#### SOURCE RECORDS:

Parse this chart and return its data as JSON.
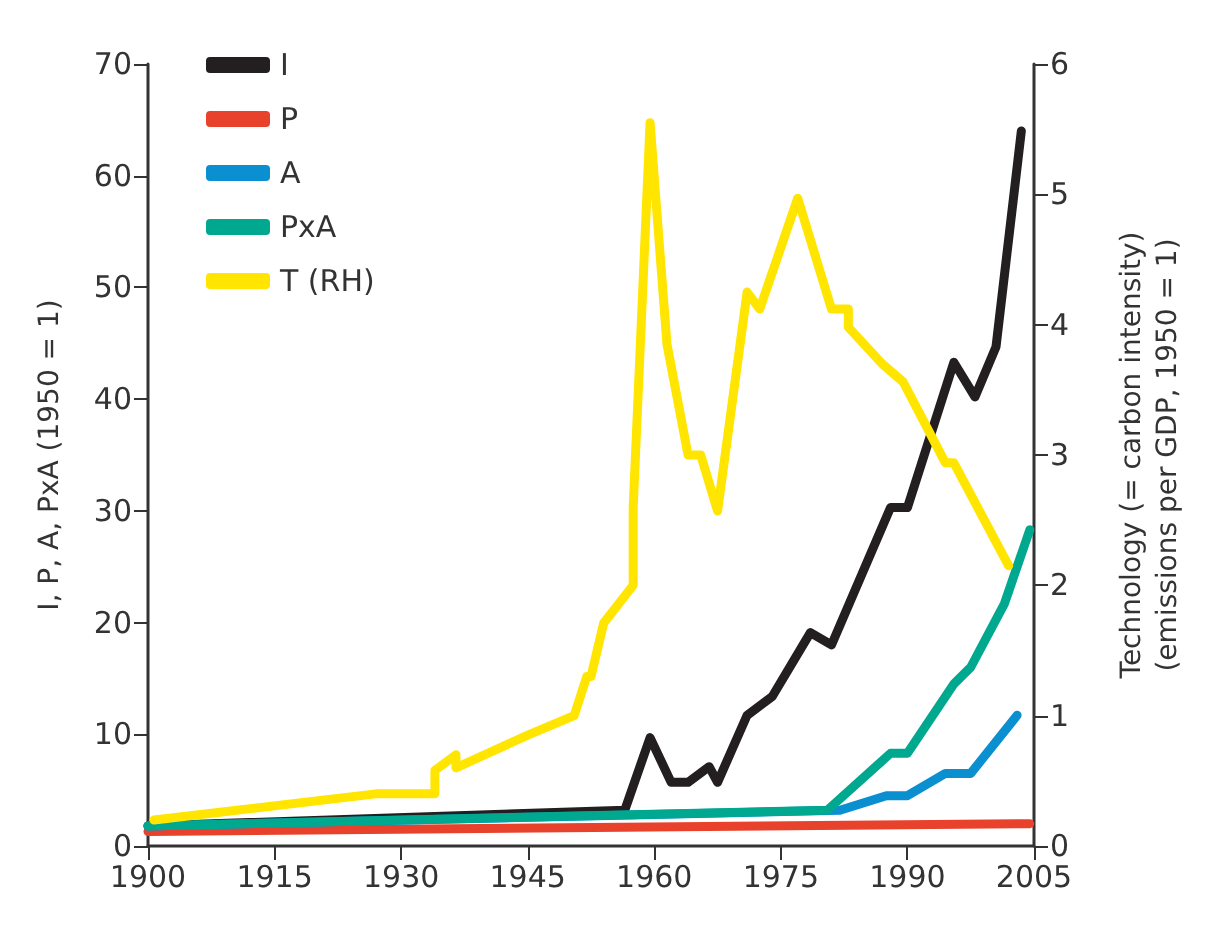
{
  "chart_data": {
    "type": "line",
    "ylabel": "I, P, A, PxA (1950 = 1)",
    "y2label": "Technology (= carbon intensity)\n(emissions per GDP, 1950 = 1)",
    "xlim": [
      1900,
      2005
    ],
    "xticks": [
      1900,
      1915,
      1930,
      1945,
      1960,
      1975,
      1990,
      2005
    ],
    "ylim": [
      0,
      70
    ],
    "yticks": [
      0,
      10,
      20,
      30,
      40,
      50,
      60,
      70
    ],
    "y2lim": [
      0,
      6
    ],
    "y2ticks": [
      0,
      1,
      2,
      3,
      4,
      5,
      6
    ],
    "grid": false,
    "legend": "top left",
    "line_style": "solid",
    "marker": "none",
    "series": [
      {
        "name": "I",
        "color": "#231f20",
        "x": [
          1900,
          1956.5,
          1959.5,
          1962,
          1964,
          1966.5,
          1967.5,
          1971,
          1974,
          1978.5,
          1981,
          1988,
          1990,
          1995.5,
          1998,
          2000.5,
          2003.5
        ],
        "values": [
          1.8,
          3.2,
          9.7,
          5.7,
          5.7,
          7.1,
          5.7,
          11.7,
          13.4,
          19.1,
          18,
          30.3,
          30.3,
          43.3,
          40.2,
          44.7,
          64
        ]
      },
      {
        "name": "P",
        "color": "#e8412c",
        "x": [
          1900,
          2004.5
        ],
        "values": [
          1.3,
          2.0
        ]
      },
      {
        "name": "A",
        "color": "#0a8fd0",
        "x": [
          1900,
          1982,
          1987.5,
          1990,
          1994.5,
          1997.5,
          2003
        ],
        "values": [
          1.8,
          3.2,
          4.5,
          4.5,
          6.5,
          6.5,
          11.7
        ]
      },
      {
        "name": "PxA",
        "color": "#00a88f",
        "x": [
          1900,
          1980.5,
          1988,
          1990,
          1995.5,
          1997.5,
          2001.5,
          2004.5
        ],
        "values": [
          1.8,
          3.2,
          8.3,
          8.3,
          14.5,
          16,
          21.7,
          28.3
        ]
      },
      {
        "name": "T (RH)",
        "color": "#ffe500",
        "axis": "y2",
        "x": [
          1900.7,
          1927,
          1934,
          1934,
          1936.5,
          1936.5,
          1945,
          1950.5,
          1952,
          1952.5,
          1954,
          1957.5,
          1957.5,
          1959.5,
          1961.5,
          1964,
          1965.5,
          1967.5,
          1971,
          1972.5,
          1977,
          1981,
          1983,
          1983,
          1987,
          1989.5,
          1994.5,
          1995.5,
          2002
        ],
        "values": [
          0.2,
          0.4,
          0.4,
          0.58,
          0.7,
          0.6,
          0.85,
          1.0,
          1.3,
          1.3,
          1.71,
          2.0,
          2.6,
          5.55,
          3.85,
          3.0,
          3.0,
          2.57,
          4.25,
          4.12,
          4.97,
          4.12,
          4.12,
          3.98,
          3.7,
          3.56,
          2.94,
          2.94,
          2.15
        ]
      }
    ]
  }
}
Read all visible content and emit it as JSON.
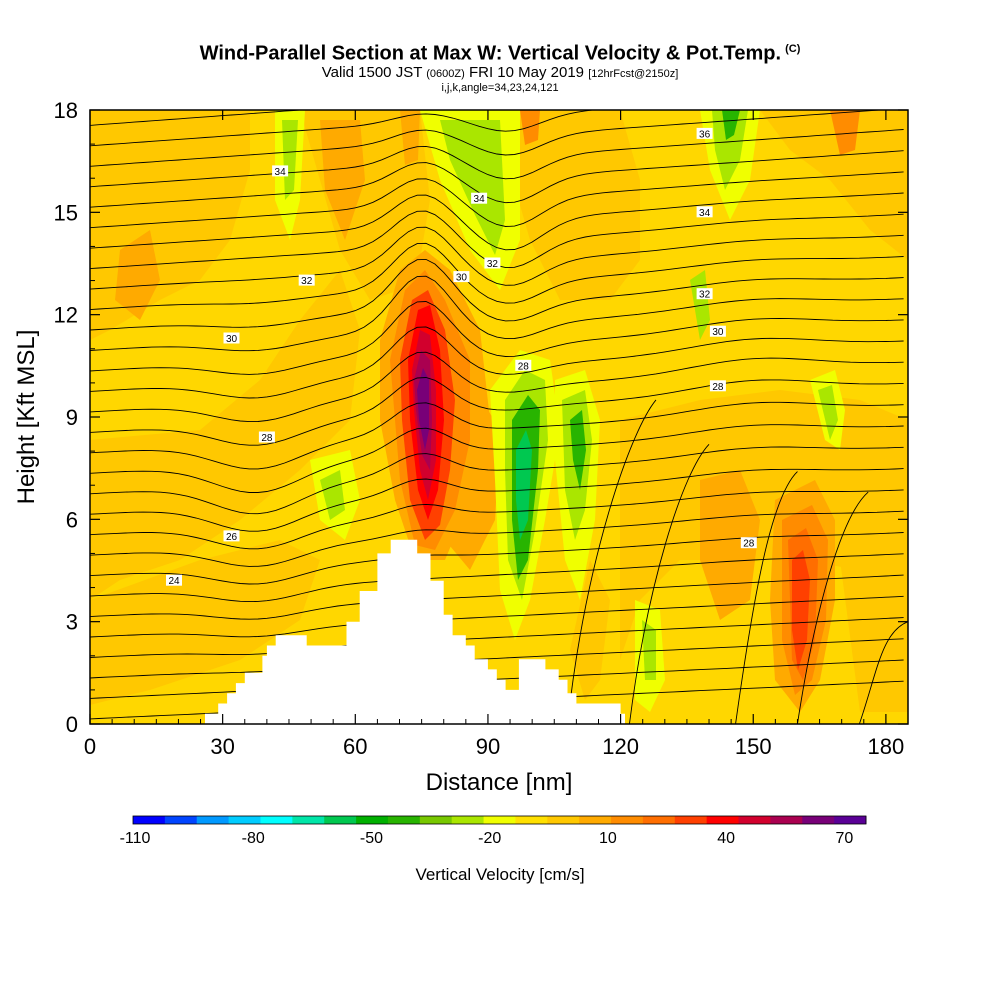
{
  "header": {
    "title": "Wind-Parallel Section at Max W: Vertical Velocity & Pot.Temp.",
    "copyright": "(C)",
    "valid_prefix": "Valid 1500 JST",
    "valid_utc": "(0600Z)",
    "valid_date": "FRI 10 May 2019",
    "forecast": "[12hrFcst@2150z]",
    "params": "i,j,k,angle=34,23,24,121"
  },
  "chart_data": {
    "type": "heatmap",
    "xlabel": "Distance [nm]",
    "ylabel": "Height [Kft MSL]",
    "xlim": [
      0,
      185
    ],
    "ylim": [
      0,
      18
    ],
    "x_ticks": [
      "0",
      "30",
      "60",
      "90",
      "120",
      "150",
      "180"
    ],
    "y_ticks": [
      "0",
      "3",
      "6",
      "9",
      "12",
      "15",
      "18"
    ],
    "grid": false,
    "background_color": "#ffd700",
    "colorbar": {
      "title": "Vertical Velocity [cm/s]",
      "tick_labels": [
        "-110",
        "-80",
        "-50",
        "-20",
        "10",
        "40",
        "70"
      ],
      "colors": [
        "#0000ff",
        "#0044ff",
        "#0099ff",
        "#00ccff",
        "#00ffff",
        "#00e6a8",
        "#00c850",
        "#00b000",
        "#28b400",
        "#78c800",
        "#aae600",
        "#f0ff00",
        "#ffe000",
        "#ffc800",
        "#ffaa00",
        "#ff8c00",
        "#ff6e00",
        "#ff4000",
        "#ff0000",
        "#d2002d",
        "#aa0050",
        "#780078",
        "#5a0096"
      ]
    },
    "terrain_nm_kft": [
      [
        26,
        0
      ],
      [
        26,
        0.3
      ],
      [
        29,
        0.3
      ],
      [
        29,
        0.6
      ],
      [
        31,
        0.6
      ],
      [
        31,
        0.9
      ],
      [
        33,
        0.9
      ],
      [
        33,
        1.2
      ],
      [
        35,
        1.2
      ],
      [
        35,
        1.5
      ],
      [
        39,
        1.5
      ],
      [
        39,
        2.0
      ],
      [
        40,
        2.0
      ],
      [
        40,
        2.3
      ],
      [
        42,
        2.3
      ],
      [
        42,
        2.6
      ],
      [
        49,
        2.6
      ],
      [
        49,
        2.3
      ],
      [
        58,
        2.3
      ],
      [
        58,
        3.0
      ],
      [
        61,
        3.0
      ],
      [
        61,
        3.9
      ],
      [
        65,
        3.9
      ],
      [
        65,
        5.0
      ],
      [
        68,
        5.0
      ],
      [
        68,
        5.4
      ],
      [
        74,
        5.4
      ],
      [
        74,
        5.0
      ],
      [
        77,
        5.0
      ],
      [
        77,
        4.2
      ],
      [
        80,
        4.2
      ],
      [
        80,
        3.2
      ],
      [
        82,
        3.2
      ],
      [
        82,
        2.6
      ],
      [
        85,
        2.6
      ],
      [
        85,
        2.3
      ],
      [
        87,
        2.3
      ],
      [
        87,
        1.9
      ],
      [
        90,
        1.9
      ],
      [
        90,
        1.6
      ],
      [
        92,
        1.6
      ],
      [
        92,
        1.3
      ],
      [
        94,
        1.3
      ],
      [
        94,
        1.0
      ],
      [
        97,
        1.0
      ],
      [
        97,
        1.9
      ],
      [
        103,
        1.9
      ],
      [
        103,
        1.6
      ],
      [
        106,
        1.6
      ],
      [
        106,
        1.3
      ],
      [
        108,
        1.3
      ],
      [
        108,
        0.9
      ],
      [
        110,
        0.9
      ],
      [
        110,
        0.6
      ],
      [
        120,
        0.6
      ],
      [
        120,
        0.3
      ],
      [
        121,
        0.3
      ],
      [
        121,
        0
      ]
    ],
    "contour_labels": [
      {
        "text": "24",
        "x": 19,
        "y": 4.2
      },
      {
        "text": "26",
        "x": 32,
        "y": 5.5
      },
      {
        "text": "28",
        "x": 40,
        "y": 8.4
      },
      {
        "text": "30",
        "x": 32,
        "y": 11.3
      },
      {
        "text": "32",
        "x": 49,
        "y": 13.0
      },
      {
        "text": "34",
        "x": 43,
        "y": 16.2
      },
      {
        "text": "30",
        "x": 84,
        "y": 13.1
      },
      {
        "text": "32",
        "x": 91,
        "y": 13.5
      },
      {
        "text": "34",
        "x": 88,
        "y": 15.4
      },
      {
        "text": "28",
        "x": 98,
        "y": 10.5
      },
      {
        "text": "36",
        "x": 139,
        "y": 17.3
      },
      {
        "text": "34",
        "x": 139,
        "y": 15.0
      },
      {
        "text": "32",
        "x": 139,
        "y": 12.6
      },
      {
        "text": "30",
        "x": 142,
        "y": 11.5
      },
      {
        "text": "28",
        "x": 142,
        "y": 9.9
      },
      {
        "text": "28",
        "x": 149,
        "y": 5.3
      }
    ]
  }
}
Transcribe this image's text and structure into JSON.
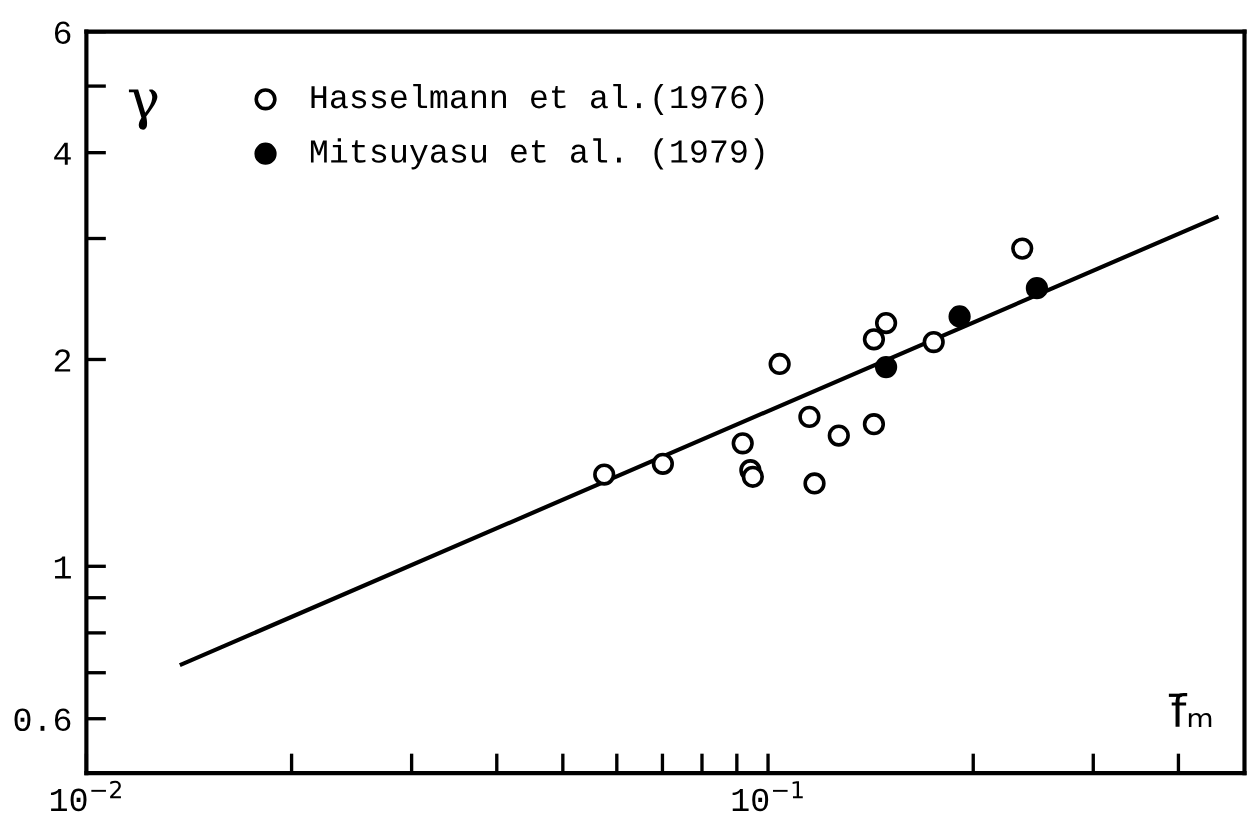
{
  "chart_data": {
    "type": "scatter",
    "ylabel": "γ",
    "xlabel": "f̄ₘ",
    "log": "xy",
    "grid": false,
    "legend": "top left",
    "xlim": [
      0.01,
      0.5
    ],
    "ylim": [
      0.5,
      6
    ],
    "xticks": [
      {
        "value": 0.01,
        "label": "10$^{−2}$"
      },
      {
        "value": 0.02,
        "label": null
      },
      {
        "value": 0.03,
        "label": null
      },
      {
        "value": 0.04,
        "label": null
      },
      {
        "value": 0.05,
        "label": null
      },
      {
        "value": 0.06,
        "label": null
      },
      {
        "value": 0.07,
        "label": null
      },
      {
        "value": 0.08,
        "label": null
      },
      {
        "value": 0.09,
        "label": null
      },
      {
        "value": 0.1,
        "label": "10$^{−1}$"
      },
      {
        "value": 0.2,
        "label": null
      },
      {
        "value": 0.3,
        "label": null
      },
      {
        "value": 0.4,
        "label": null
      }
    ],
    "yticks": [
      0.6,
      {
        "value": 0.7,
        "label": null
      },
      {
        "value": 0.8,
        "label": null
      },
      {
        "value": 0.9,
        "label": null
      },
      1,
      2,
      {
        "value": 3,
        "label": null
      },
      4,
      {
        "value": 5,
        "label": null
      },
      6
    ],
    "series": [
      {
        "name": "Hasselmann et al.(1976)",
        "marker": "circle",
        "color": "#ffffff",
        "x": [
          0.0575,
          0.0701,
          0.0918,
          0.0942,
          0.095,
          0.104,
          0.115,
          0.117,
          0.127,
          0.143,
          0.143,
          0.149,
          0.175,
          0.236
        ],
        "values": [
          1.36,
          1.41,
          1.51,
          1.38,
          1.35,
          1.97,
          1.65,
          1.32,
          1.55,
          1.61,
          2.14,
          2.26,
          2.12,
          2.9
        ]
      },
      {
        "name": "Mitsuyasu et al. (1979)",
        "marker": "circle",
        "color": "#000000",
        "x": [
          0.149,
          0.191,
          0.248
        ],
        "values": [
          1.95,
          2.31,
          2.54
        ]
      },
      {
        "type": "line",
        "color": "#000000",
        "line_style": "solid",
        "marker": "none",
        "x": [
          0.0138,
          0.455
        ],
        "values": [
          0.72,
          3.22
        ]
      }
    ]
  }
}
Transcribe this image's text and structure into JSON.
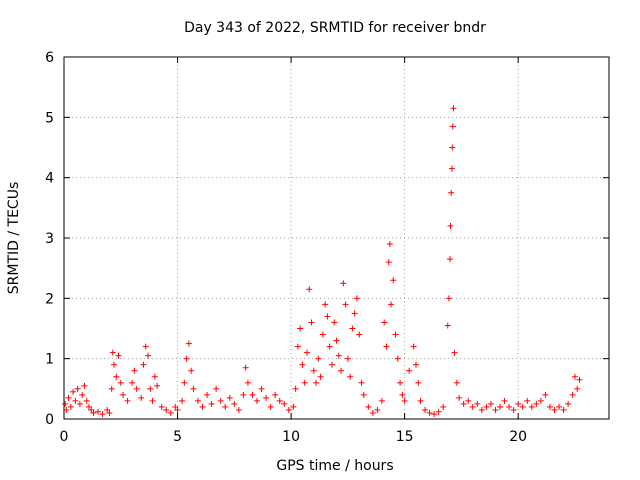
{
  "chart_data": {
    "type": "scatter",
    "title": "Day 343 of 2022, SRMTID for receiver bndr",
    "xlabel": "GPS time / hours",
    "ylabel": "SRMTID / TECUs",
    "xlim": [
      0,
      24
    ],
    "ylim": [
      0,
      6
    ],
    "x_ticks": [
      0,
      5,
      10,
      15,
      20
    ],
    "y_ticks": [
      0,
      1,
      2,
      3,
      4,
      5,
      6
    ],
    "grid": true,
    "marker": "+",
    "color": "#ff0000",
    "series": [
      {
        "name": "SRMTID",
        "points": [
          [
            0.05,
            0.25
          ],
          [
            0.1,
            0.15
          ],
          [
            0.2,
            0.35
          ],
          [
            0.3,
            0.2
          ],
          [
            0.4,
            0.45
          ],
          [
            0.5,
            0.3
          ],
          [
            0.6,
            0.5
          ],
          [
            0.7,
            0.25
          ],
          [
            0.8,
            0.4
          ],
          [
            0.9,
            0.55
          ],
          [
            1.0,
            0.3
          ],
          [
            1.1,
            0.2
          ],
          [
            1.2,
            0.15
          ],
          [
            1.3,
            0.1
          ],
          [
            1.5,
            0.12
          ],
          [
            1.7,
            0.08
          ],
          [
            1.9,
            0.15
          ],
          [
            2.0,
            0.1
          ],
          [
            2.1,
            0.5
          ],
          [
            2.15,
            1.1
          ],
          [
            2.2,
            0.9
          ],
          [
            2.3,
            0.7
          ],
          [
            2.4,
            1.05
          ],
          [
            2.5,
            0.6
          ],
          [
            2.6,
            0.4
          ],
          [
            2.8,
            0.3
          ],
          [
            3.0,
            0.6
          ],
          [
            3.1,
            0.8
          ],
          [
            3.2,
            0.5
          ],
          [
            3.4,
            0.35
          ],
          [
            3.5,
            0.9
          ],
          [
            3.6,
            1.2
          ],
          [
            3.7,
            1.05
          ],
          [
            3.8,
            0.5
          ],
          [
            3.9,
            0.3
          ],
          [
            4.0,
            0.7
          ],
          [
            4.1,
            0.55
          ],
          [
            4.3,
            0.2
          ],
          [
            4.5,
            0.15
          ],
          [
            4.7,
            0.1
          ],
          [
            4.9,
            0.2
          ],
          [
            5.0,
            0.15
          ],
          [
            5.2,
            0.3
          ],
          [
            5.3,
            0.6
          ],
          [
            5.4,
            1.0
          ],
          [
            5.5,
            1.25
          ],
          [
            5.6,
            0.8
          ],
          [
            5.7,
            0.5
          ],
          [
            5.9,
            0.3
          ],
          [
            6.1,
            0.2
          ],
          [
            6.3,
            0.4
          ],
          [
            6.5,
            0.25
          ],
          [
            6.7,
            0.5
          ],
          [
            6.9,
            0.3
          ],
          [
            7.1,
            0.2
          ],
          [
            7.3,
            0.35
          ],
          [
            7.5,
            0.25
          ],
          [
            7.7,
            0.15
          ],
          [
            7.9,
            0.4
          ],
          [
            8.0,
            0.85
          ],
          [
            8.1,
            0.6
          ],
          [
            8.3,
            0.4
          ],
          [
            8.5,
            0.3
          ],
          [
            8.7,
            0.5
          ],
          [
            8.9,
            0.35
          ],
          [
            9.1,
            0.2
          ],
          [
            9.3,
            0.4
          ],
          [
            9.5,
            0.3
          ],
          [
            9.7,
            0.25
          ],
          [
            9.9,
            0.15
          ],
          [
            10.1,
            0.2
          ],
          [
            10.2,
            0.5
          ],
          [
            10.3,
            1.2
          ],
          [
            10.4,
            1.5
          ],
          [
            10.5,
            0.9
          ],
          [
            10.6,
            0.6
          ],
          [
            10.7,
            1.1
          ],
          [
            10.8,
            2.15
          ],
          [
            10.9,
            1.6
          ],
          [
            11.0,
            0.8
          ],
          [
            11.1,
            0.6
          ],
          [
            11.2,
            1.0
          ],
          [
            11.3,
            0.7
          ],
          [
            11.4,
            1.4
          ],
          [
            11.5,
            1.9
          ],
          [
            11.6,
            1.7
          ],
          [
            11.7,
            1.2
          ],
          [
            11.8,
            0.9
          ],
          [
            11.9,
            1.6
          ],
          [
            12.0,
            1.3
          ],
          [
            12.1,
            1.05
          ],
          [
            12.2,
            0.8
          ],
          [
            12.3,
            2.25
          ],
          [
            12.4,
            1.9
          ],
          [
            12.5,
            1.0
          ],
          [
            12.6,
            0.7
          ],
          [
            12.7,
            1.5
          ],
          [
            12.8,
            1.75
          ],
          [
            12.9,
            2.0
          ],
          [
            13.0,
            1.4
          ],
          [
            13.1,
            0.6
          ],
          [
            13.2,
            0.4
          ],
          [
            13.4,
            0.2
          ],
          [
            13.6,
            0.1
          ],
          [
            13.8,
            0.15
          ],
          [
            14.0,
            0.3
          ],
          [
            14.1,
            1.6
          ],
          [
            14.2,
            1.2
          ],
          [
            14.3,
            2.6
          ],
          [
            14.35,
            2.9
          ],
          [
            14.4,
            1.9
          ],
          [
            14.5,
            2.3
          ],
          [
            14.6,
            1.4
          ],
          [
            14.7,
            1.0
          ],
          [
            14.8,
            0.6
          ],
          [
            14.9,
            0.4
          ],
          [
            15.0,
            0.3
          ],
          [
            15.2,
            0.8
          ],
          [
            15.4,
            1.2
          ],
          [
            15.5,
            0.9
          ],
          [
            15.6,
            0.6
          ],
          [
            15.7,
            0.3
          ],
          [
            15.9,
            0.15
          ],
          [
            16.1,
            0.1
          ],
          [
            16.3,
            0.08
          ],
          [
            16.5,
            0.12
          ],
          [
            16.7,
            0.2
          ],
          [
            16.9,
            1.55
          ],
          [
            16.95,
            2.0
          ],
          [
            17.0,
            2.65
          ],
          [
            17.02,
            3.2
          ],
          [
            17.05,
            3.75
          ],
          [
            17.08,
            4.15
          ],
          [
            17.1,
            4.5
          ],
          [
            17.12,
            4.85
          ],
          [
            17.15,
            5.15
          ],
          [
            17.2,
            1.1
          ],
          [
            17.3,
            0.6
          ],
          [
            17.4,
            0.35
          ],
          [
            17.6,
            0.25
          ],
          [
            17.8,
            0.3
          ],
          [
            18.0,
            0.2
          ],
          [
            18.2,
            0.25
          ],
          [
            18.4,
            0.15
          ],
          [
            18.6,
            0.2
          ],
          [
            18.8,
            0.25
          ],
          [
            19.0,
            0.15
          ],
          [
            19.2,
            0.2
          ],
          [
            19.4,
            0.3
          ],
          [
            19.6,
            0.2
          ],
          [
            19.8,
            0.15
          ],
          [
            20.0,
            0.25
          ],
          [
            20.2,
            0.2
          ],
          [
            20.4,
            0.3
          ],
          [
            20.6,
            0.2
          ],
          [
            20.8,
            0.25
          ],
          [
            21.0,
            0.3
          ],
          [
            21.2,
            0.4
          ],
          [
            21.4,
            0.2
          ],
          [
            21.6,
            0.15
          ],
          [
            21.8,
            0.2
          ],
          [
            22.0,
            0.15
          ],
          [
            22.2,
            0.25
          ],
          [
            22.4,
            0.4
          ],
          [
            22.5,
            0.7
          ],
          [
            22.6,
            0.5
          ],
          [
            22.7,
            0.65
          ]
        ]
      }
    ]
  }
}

#### EXERCISE DESCRIPTION:
How many lines in the records hold the string "xlabel"? Reply with the number alone.

#### SOLUTION FOR THIS TASK:
3